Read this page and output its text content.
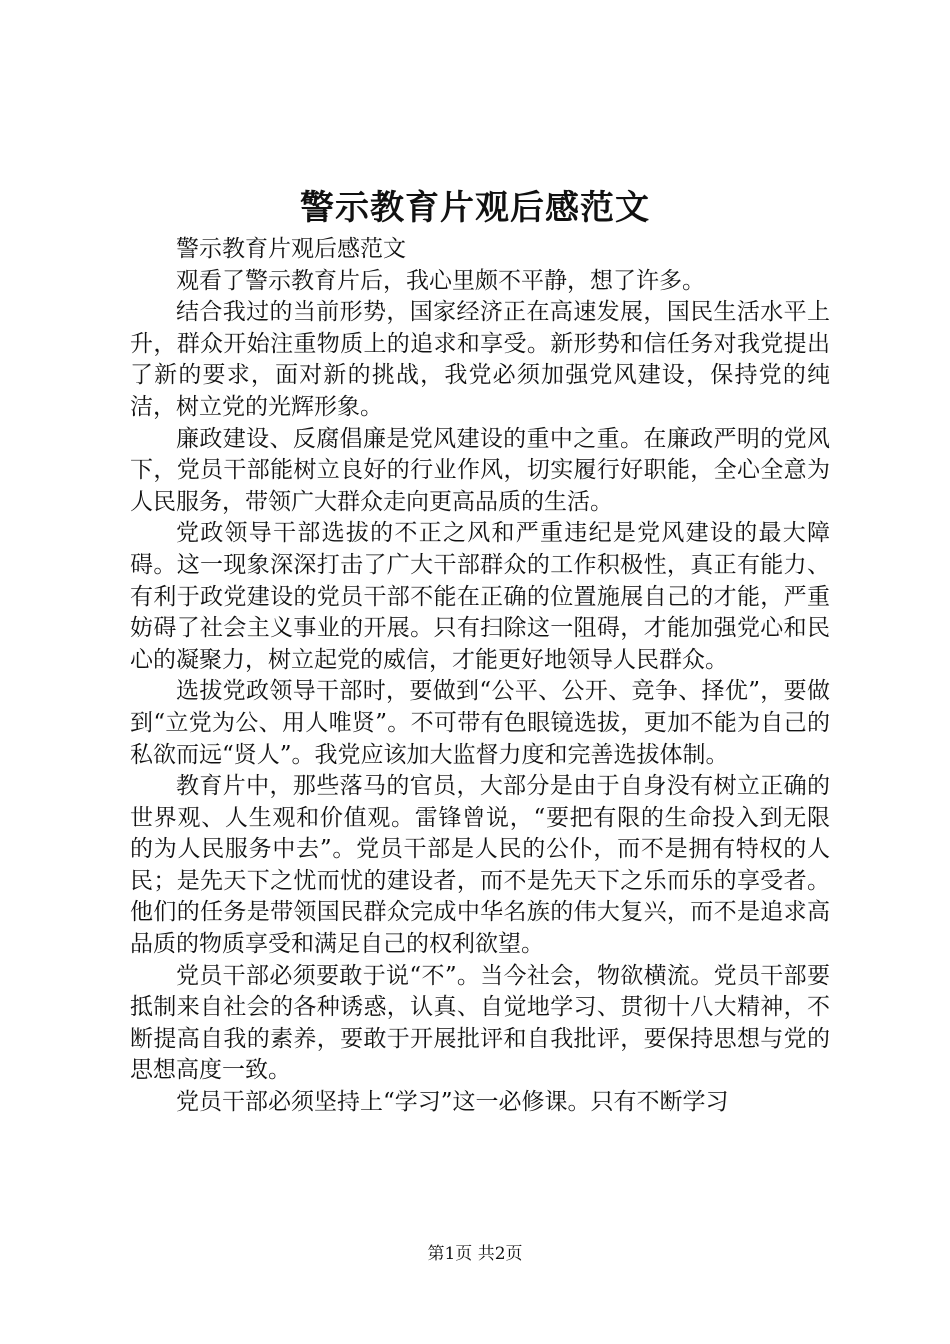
警示教育片观后感范文

警示教育片观后感范文

观看了警示教育片后，我心里颇不平静，想了许多。

结合我过的当前形势，国家经济正在高速发展，国民生活水平上升，群众开始注重物质上的追求和享受。新形势和信任务对我党提出了新的要求，面对新的挑战，我党必须加强党风建设，保持党的纯洁，树立党的光辉形象。

廉政建设、反腐倡廉是党风建设的重中之重。在廉政严明的党风下，党员干部能树立良好的行业作风，切实履行好职能，全心全意为人民服务，带领广大群众走向更高品质的生活。

党政领导干部选拔的不正之风和严重违纪是党风建设的最大障碍。这一现象深深打击了广大干部群众的工作积极性，真正有能力、有利于政党建设的党员干部不能在正确的位置施展自己的才能，严重妨碍了社会主义事业的开展。只有扫除这一阻碍，才能加强党心和民心的凝聚力，树立起党的威信，才能更好地领导人民群众。

选拔党政领导干部时，要做到“公平、公开、竞争、择优”，要做到“立党为公、用人唯贤”。不可带有色眼镜选拔，更加不能为自己的私欲而远“贤人”。我党应该加大监督力度和完善选拔体制。

教育片中，那些落马的官员，大部分是由于自身没有树立正确的世界观、人生观和价值观。雷锋曾说，“要把有限的生命投入到无限的为人民服务中去”。党员干部是人民的公仆，而不是拥有特权的人民；是先天下之忧而忧的建设者，而不是先天下之乐而乐的享受者。他们的任务是带领国民群众完成中华名族的伟大复兴，而不是追求高品质的物质享受和满足自己的权利欲望。

党员干部必须要敢于说“不”。当今社会，物欲横流。党员干部要抵制来自社会的各种诱惑，认真、自觉地学习、贯彻十八大精神，不断提高自我的素养，要敢于开展批评和自我批评，要保持思想与党的思想高度一致。

党员干部必须坚持上“学习”这一必修课。只有不断学习

第1页 共2页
┄┄┄┄┄┄
What you are asked to do >> Transcribe the records verbatim and omit the images.

Solved problem >>
Read this page and output its text content.
警示教育片观后感范文

警示教育片观后感范文

观看了警示教育片后，我心里颇不平静，想了许多。

结合我过的当前形势，国家经济正在高速发展，国民生活水平上升，群众开始注重物质上的追求和享受。新形势和信任务对我党提出了新的要求，面对新的挑战，我党必须加强党风建设，保持党的纯洁，树立党的光辉形象。

廉政建设、反腐倡廉是党风建设的重中之重。在廉政严明的党风下，党员干部能树立良好的行业作风，切实履行好职能，全心全意为人民服务，带领广大群众走向更高品质的生活。

党政领导干部选拔的不正之风和严重违纪是党风建设的最大障碍。这一现象深深打击了广大干部群众的工作积极性，真正有能力、有利于政党建设的党员干部不能在正确的位置施展自己的才能，严重妨碍了社会主义事业的开展。只有扫除这一阻碍，才能加强党心和民心的凝聚力，树立起党的威信，才能更好地领导人民群众。

选拔党政领导干部时，要做到“公平、公开、竞争、择优”，要做到“立党为公、用人唯贤”。不可带有色眼镜选拔，更加不能为自己的私欲而远“贤人”。我党应该加大监督力度和完善选拔体制。

教育片中，那些落马的官员，大部分是由于自身没有树立正确的世界观、人生观和价值观。雷锋曾说，“要把有限的生命投入到无限的为人民服务中去”。党员干部是人民的公仆，而不是拥有特权的人民；是先天下之忧而忧的建设者，而不是先天下之乐而乐的享受者。他们的任务是带领国民群众完成中华名族的伟大复兴，而不是追求高品质的物质享受和满足自己的权利欲望。

党员干部必须要敢于说“不”。当今社会，物欲横流。党员干部要抵制来自社会的各种诱惑，认真、自觉地学习、贯彻十八大精神，不断提高自我的素养，要敢于开展批评和自我批评，要保持思想与党的思想高度一致。

党员干部必须坚持上“学习”这一必修课。只有不断学习

第1页 共2页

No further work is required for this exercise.